(Items from a figure collection)
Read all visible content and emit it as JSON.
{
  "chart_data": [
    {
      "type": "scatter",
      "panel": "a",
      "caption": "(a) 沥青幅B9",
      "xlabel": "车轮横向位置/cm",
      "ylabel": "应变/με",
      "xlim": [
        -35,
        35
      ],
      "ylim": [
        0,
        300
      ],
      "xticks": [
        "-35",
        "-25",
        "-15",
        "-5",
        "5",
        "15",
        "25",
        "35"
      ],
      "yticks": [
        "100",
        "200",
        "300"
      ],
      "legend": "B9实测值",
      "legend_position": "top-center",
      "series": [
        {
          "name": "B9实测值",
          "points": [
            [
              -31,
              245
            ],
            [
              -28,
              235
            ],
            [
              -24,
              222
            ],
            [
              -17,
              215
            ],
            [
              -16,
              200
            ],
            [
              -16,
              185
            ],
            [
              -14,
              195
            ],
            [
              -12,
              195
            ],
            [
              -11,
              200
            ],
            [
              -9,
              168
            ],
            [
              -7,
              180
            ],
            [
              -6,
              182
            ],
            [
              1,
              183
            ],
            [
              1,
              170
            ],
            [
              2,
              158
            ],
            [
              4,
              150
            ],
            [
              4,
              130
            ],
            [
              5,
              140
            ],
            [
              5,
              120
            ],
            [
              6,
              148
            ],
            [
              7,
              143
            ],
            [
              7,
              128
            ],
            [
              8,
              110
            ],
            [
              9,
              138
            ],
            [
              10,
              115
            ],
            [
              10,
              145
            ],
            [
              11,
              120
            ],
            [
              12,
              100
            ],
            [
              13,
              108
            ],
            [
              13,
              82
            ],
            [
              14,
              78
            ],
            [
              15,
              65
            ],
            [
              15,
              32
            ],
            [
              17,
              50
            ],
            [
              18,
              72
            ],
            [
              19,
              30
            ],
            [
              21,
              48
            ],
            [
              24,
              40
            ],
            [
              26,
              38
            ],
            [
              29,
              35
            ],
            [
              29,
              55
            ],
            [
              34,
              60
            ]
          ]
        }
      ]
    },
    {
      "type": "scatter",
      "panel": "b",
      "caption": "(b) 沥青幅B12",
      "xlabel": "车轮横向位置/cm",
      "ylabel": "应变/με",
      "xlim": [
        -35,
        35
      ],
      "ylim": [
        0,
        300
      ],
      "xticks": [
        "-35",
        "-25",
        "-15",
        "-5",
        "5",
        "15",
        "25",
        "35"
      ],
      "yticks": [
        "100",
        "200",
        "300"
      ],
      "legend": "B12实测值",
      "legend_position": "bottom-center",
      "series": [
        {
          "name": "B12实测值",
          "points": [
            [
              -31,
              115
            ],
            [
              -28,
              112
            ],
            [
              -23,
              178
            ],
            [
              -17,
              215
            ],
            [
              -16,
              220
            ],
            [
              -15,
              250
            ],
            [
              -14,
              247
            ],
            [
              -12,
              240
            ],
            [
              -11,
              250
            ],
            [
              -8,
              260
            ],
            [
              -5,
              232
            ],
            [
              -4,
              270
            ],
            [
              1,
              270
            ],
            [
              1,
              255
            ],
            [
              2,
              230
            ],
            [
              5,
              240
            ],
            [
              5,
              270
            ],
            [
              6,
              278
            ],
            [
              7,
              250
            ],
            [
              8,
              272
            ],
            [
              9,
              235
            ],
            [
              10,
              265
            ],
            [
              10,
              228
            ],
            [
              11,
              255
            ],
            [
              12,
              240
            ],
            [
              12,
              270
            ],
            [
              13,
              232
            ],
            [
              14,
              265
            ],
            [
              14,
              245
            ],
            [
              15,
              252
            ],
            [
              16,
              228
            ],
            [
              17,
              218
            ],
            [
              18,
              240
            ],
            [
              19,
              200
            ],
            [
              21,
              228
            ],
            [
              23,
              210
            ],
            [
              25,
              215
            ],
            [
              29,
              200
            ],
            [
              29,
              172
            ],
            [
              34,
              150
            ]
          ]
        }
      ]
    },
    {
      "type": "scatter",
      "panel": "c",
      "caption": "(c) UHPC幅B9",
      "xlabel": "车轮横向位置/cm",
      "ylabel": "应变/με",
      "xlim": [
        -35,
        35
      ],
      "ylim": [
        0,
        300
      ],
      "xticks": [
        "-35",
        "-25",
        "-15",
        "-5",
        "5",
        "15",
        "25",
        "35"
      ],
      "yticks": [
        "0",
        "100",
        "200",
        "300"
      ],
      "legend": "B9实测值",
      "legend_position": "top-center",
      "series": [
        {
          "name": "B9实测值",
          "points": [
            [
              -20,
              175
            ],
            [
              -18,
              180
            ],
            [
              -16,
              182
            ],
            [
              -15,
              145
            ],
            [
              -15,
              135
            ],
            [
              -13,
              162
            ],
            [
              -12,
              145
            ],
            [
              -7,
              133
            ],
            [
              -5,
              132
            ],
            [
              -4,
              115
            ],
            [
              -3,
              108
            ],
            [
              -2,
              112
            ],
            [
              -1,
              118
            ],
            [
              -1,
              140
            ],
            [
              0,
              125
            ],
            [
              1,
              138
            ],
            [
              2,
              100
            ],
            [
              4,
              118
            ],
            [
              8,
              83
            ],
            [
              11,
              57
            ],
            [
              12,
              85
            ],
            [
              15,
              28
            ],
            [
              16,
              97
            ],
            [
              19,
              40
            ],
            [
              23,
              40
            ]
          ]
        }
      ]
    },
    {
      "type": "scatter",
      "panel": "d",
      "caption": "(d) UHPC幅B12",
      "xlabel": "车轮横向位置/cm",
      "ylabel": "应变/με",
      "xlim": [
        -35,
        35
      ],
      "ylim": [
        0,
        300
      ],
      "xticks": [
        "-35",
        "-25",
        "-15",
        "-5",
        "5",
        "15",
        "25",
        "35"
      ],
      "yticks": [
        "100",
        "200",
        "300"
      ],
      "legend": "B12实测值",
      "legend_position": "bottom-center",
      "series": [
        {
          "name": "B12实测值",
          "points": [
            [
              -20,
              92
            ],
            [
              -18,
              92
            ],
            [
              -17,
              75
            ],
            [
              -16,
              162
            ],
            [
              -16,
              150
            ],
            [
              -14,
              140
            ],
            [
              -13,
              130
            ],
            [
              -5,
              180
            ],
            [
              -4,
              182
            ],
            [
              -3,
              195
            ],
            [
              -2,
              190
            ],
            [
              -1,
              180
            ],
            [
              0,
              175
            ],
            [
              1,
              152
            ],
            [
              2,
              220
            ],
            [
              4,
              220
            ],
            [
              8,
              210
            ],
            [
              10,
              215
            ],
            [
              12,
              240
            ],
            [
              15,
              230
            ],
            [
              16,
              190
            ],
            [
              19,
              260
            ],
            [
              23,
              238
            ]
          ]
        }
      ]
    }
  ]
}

**Challenge**
Each line of the material should be duplicated exactly, please.

**Exercise output**
Read all visible content and emit it as JSON.
{
  "chart_data": [
    {
      "type": "scatter",
      "panel": "a",
      "caption": "(a) 沥青幅B9",
      "xlabel": "车轮横向位置/cm",
      "ylabel": "应变/με",
      "xlim": [
        -35,
        35
      ],
      "ylim": [
        0,
        300
      ],
      "xticks": [
        "-35",
        "-25",
        "-15",
        "-5",
        "5",
        "15",
        "25",
        "35"
      ],
      "yticks": [
        "100",
        "200",
        "300"
      ],
      "legend": "B9实测值",
      "legend_position": "top-center",
      "series": [
        {
          "name": "B9实测值",
          "points": [
            [
              -31,
              245
            ],
            [
              -28,
              235
            ],
            [
              -24,
              222
            ],
            [
              -17,
              215
            ],
            [
              -16,
              200
            ],
            [
              -16,
              185
            ],
            [
              -14,
              195
            ],
            [
              -12,
              195
            ],
            [
              -11,
              200
            ],
            [
              -9,
              168
            ],
            [
              -7,
              180
            ],
            [
              -6,
              182
            ],
            [
              1,
              183
            ],
            [
              1,
              170
            ],
            [
              2,
              158
            ],
            [
              4,
              150
            ],
            [
              4,
              130
            ],
            [
              5,
              140
            ],
            [
              5,
              120
            ],
            [
              6,
              148
            ],
            [
              7,
              143
            ],
            [
              7,
              128
            ],
            [
              8,
              110
            ],
            [
              9,
              138
            ],
            [
              10,
              115
            ],
            [
              10,
              145
            ],
            [
              11,
              120
            ],
            [
              12,
              100
            ],
            [
              13,
              108
            ],
            [
              13,
              82
            ],
            [
              14,
              78
            ],
            [
              15,
              65
            ],
            [
              15,
              32
            ],
            [
              17,
              50
            ],
            [
              18,
              72
            ],
            [
              19,
              30
            ],
            [
              21,
              48
            ],
            [
              24,
              40
            ],
            [
              26,
              38
            ],
            [
              29,
              35
            ],
            [
              29,
              55
            ],
            [
              34,
              60
            ]
          ]
        }
      ]
    },
    {
      "type": "scatter",
      "panel": "b",
      "caption": "(b) 沥青幅B12",
      "xlabel": "车轮横向位置/cm",
      "ylabel": "应变/με",
      "xlim": [
        -35,
        35
      ],
      "ylim": [
        0,
        300
      ],
      "xticks": [
        "-35",
        "-25",
        "-15",
        "-5",
        "5",
        "15",
        "25",
        "35"
      ],
      "yticks": [
        "100",
        "200",
        "300"
      ],
      "legend": "B12实测值",
      "legend_position": "bottom-center",
      "series": [
        {
          "name": "B12实测值",
          "points": [
            [
              -31,
              115
            ],
            [
              -28,
              112
            ],
            [
              -23,
              178
            ],
            [
              -17,
              215
            ],
            [
              -16,
              220
            ],
            [
              -15,
              250
            ],
            [
              -14,
              247
            ],
            [
              -12,
              240
            ],
            [
              -11,
              250
            ],
            [
              -8,
              260
            ],
            [
              -5,
              232
            ],
            [
              -4,
              270
            ],
            [
              1,
              270
            ],
            [
              1,
              255
            ],
            [
              2,
              230
            ],
            [
              5,
              240
            ],
            [
              5,
              270
            ],
            [
              6,
              278
            ],
            [
              7,
              250
            ],
            [
              8,
              272
            ],
            [
              9,
              235
            ],
            [
              10,
              265
            ],
            [
              10,
              228
            ],
            [
              11,
              255
            ],
            [
              12,
              240
            ],
            [
              12,
              270
            ],
            [
              13,
              232
            ],
            [
              14,
              265
            ],
            [
              14,
              245
            ],
            [
              15,
              252
            ],
            [
              16,
              228
            ],
            [
              17,
              218
            ],
            [
              18,
              240
            ],
            [
              19,
              200
            ],
            [
              21,
              228
            ],
            [
              23,
              210
            ],
            [
              25,
              215
            ],
            [
              29,
              200
            ],
            [
              29,
              172
            ],
            [
              34,
              150
            ]
          ]
        }
      ]
    },
    {
      "type": "scatter",
      "panel": "c",
      "caption": "(c) UHPC幅B9",
      "xlabel": "车轮横向位置/cm",
      "ylabel": "应变/με",
      "xlim": [
        -35,
        35
      ],
      "ylim": [
        0,
        300
      ],
      "xticks": [
        "-35",
        "-25",
        "-15",
        "-5",
        "5",
        "15",
        "25",
        "35"
      ],
      "yticks": [
        "0",
        "100",
        "200",
        "300"
      ],
      "legend": "B9实测值",
      "legend_position": "top-center",
      "series": [
        {
          "name": "B9实测值",
          "points": [
            [
              -20,
              175
            ],
            [
              -18,
              180
            ],
            [
              -16,
              182
            ],
            [
              -15,
              145
            ],
            [
              -15,
              135
            ],
            [
              -13,
              162
            ],
            [
              -12,
              145
            ],
            [
              -7,
              133
            ],
            [
              -5,
              132
            ],
            [
              -4,
              115
            ],
            [
              -3,
              108
            ],
            [
              -2,
              112
            ],
            [
              -1,
              118
            ],
            [
              -1,
              140
            ],
            [
              0,
              125
            ],
            [
              1,
              138
            ],
            [
              2,
              100
            ],
            [
              4,
              118
            ],
            [
              8,
              83
            ],
            [
              11,
              57
            ],
            [
              12,
              85
            ],
            [
              15,
              28
            ],
            [
              16,
              97
            ],
            [
              19,
              40
            ],
            [
              23,
              40
            ]
          ]
        }
      ]
    },
    {
      "type": "scatter",
      "panel": "d",
      "caption": "(d) UHPC幅B12",
      "xlabel": "车轮横向位置/cm",
      "ylabel": "应变/με",
      "xlim": [
        -35,
        35
      ],
      "ylim": [
        0,
        300
      ],
      "xticks": [
        "-35",
        "-25",
        "-15",
        "-5",
        "5",
        "15",
        "25",
        "35"
      ],
      "yticks": [
        "100",
        "200",
        "300"
      ],
      "legend": "B12实测值",
      "legend_position": "bottom-center",
      "series": [
        {
          "name": "B12实测值",
          "points": [
            [
              -20,
              92
            ],
            [
              -18,
              92
            ],
            [
              -17,
              75
            ],
            [
              -16,
              162
            ],
            [
              -16,
              150
            ],
            [
              -14,
              140
            ],
            [
              -13,
              130
            ],
            [
              -5,
              180
            ],
            [
              -4,
              182
            ],
            [
              -3,
              195
            ],
            [
              -2,
              190
            ],
            [
              -1,
              180
            ],
            [
              0,
              175
            ],
            [
              1,
              152
            ],
            [
              2,
              220
            ],
            [
              4,
              220
            ],
            [
              8,
              210
            ],
            [
              10,
              215
            ],
            [
              12,
              240
            ],
            [
              15,
              230
            ],
            [
              16,
              190
            ],
            [
              19,
              260
            ],
            [
              23,
              238
            ]
          ]
        }
      ]
    }
  ]
}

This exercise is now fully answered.